Esercizio proposto 1 >>
Ricopi fedelmente il passo del testo fornito che va da "È, come me, una" fino a "armi con sé." compreso.

Testo fornito >>
+ + + + +

Verso gli undici anni, sentendo al tg la notizia di persone risvegliatesi dal coma dopo avere ascoltato la loro musica preferita, registrò su una cassetta tutte le canzoni che avremmo dovuto farle ascoltare nel caso fosse caduta in coma; annotò poi su un taccuino le canzoni preferite di ogni membro della famiglia, nel caso il coma non fosse toccato a lei.
Infine, stilò una lista di oggetti a lei cari da portare via in caso di improvviso incendio della nostra casa. Ebbe cura di collocarli tutti insieme in un posto strategico in modo che fossero facilmente accaparrabili durante una fuga concitata dall’appartamento in fiamme.

Potreste a questo punto pensare che mia sorella sia diventata una persona paurosa e assillata da fobie di ogni tipo.
E invece, mia sorella è una giramondo. All’età di 25 anni è già stata in tre continenti diversi (e non per turismo, ma per studio o volontariato), adattandosi e cavandosela in qualunque situazione. A Bordeaux le sono entrati più volte i ladri in casa e, nonostante non avesse nessuna spada con cui scacciarli, non si è scomposta più di tanto. In Etiopia si è trovata in condizioni anche più pericolose e di nuovo le ha superate tranquillamente. Adesso è andata a vivere a Napoli per studiare le lingue africane e quest’estate farà uno stage in Tanzania (vivendo in famiglia).
È, come me, una persona fragile che cerca di non lasciarsi ingabbiare dalle sue insicurezze.

La sua spada è rimasta qui in camera mia e quando la guardo non posso non sorridere pensando a una ragazza che ha imparato ad affidarsi al mondo senza portare armi con sé.


Nei prossimi due giorni sarò in “pausa pasquale”. Perciò auguro anche a voi di trascorrere una meravigliosa Pasqua. A presto!


La cultura quando mi è apparsa aveva forme generose e un cuore grande

Io sono nata a dicembre, perciò è come se avessi un anno in meno rispetto a quello che appare sulla carta e che però è ciò che vale; per questo motivo mi son sempre trovata mio malgrado a dover fare delle cose in anticipo, tra cui ovviamente l’ingresso a scuola.
Quella mattina di settembre mio padre e io ci incamminammo verso l’edificio che a partire da quel giorno sarebbe stata la mia scuola elementare. Io ero arrabbiatissima perché, oltre a dover indossare un orrido grembiulino pizzoso che mi tirava da tutte le parti, avevo anche una repellente cartella rosa (colore all’epoca da me odiato e aborrito) che piaceva tanto a mia madre. Perciò marciavo in silenzio e con passo cadenzato.

+ + + + +

Dati in ingresso >>

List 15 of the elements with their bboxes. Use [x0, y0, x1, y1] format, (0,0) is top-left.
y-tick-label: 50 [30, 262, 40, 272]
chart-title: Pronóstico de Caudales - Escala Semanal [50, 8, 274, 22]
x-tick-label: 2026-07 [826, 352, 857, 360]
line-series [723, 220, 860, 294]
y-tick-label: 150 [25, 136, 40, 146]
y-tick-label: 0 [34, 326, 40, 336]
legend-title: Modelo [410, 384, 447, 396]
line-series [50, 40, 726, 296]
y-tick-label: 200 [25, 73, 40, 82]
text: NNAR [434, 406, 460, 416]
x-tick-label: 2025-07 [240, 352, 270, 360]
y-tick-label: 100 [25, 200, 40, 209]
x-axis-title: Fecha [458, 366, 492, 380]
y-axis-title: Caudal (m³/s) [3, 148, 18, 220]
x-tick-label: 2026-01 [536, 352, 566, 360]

+ + + + +

Esercizio proposto 2 >>
Riproduca identiche, una per una, tutte le righe dei record riportati sopra.

Soluzione completa 1 >>
È, come me, una persona fragile che cerca di non lasciarsi ingabbiare dalle sue insicurezze.

La sua spada è rimasta qui in camera mia e quando la guardo non posso non sorridere pensando a una ragazza che ha imparato ad affidarsi al mondo senza portare armi con sé.

Soluzione completa 2 >>
List 15 of the elements with their bboxes. Use [x0, y0, x1, y1] format, (0,0) is top-left.
y-tick-label: 50 [30, 262, 40, 272]
chart-title: Pronóstico de Caudales - Escala Semanal [50, 8, 274, 22]
x-tick-label: 2026-07 [826, 352, 857, 360]
line-series [723, 220, 860, 294]
y-tick-label: 150 [25, 136, 40, 146]
y-tick-label: 0 [34, 326, 40, 336]
legend-title: Modelo [410, 384, 447, 396]
line-series [50, 40, 726, 296]
y-tick-label: 200 [25, 73, 40, 82]
text: NNAR [434, 406, 460, 416]
x-tick-label: 2025-07 [240, 352, 270, 360]
y-tick-label: 100 [25, 200, 40, 209]
x-axis-title: Fecha [458, 366, 492, 380]
y-axis-title: Caudal (m³/s) [3, 148, 18, 220]
x-tick-label: 2026-01 [536, 352, 566, 360]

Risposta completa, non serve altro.